───── Provided records

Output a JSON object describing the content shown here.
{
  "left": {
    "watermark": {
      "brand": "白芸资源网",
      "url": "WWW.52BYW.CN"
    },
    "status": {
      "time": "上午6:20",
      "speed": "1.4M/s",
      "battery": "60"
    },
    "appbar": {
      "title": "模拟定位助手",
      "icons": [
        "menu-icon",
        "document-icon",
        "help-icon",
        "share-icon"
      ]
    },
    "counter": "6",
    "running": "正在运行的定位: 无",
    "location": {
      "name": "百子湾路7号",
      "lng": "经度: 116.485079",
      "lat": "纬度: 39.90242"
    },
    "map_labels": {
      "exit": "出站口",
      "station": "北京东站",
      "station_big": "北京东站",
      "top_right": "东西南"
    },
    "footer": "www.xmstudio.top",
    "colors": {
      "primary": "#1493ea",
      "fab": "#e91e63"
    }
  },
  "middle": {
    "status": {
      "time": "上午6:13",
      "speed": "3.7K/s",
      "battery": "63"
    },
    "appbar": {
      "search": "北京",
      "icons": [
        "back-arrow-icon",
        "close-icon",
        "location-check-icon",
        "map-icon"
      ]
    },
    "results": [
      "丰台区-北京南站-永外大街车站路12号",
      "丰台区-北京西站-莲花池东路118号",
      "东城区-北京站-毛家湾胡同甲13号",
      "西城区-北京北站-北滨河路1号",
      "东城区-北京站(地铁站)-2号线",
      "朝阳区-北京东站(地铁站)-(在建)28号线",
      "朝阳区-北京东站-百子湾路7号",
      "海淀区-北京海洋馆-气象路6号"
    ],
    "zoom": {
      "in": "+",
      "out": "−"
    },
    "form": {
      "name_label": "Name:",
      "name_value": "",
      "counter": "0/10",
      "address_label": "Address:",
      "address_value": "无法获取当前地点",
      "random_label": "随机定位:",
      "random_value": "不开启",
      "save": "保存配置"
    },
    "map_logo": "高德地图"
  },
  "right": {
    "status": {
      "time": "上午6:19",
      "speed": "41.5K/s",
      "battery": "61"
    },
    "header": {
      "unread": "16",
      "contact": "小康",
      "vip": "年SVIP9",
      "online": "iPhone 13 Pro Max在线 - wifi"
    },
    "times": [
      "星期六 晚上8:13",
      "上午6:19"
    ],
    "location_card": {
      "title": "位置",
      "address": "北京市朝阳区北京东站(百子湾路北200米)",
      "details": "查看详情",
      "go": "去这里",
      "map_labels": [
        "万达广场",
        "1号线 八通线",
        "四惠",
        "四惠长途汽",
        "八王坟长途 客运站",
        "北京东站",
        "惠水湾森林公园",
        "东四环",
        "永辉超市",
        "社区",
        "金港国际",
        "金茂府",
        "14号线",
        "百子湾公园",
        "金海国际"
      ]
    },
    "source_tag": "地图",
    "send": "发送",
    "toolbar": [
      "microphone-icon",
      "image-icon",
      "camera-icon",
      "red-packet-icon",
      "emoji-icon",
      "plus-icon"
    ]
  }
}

──────────

[What you have to do]: All of the entries need to be reproduced exactly; please write them out.

[Exercise answer]:
Output a JSON object describing the content shown here.
{
  "left": {
    "watermark": {
      "brand": "白芸资源网",
      "url": "WWW.52BYW.CN"
    },
    "status": {
      "time": "上午6:20",
      "speed": "1.4M/s",
      "battery": "60"
    },
    "appbar": {
      "title": "模拟定位助手",
      "icons": [
        "menu-icon",
        "document-icon",
        "help-icon",
        "share-icon"
      ]
    },
    "counter": "6",
    "running": "正在运行的定位: 无",
    "location": {
      "name": "百子湾路7号",
      "lng": "经度: 116.485079",
      "lat": "纬度: 39.90242"
    },
    "map_labels": {
      "exit": "出站口",
      "station": "北京东站",
      "station_big": "北京东站",
      "top_right": "东西南"
    },
    "footer": "www.xmstudio.top",
    "colors": {
      "primary": "#1493ea",
      "fab": "#e91e63"
    }
  },
  "middle": {
    "status": {
      "time": "上午6:13",
      "speed": "3.7K/s",
      "battery": "63"
    },
    "appbar": {
      "search": "北京",
      "icons": [
        "back-arrow-icon",
        "close-icon",
        "location-check-icon",
        "map-icon"
      ]
    },
    "results": [
      "丰台区-北京南站-永外大街车站路12号",
      "丰台区-北京西站-莲花池东路118号",
      "东城区-北京站-毛家湾胡同甲13号",
      "西城区-北京北站-北滨河路1号",
      "东城区-北京站(地铁站)-2号线",
      "朝阳区-北京东站(地铁站)-(在建)28号线",
      "朝阳区-北京东站-百子湾路7号",
      "海淀区-北京海洋馆-气象路6号"
    ],
    "zoom": {
      "in": "+",
      "out": "−"
    },
    "form": {
      "name_label": "Name:",
      "name_value": "",
      "counter": "0/10",
      "address_label": "Address:",
      "address_value": "无法获取当前地点",
      "random_label": "随机定位:",
      "random_value": "不开启",
      "save": "保存配置"
    },
    "map_logo": "高德地图"
  },
  "right": {
    "status": {
      "time": "上午6:19",
      "speed": "41.5K/s",
      "battery": "61"
    },
    "header": {
      "unread": "16",
      "contact": "小康",
      "vip": "年SVIP9",
      "online": "iPhone 13 Pro Max在线 - wifi"
    },
    "times": [
      "星期六 晚上8:13",
      "上午6:19"
    ],
    "location_card": {
      "title": "位置",
      "address": "北京市朝阳区北京东站(百子湾路北200米)",
      "details": "查看详情",
      "go": "去这里",
      "map_labels": [
        "万达广场",
        "1号线 八通线",
        "四惠",
        "四惠长途汽",
        "八王坟长途 客运站",
        "北京东站",
        "惠水湾森林公园",
        "东四环",
        "永辉超市",
        "社区",
        "金港国际",
        "金茂府",
        "14号线",
        "百子湾公园",
        "金海国际"
      ]
    },
    "source_tag": "地图",
    "send": "发送",
    "toolbar": [
      "microphone-icon",
      "image-icon",
      "camera-icon",
      "red-packet-icon",
      "emoji-icon",
      "plus-icon"
    ]
  }
}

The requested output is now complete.